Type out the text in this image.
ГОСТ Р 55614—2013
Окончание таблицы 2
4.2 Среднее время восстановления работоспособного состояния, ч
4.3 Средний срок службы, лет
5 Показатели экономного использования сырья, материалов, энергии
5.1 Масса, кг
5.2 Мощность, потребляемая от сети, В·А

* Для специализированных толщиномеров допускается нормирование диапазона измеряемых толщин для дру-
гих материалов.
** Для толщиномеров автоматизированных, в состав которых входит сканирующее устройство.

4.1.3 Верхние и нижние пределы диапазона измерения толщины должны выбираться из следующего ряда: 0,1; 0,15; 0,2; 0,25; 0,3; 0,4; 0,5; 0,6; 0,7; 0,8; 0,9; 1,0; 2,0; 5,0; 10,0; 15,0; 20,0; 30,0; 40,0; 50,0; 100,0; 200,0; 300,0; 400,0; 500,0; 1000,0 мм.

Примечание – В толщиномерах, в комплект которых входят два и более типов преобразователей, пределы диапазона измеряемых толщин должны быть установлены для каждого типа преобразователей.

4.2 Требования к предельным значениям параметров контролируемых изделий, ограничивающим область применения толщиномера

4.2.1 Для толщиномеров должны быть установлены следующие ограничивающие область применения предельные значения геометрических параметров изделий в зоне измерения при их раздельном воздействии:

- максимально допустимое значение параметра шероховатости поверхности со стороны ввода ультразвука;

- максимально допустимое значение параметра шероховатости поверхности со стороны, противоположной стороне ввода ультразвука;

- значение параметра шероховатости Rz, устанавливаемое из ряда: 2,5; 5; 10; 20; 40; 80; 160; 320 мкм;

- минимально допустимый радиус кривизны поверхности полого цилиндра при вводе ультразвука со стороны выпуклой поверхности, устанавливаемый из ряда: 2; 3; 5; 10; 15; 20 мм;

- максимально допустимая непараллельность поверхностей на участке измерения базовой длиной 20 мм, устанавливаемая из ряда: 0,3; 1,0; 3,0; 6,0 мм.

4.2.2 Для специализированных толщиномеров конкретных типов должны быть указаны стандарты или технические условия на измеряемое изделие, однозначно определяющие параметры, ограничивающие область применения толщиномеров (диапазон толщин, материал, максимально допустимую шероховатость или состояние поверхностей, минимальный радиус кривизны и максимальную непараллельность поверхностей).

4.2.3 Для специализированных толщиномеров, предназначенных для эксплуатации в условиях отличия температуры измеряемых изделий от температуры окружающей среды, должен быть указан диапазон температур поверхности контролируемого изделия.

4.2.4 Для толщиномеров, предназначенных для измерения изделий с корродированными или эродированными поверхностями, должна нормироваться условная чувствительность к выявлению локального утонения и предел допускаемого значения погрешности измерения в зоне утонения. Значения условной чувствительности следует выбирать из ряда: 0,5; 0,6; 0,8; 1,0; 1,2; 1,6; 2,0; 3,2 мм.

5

# # # # #

Requirements:
Gather every line from the entries above where the word "допустимое" appears, and copy them.

Output:
- максимально допустимое значение параметра шероховатости поверхности со стороны ввода ультразвука;
- максимально допустимое значение параметра шероховатости поверхности со стороны, противоположной стороне ввода ультразвука;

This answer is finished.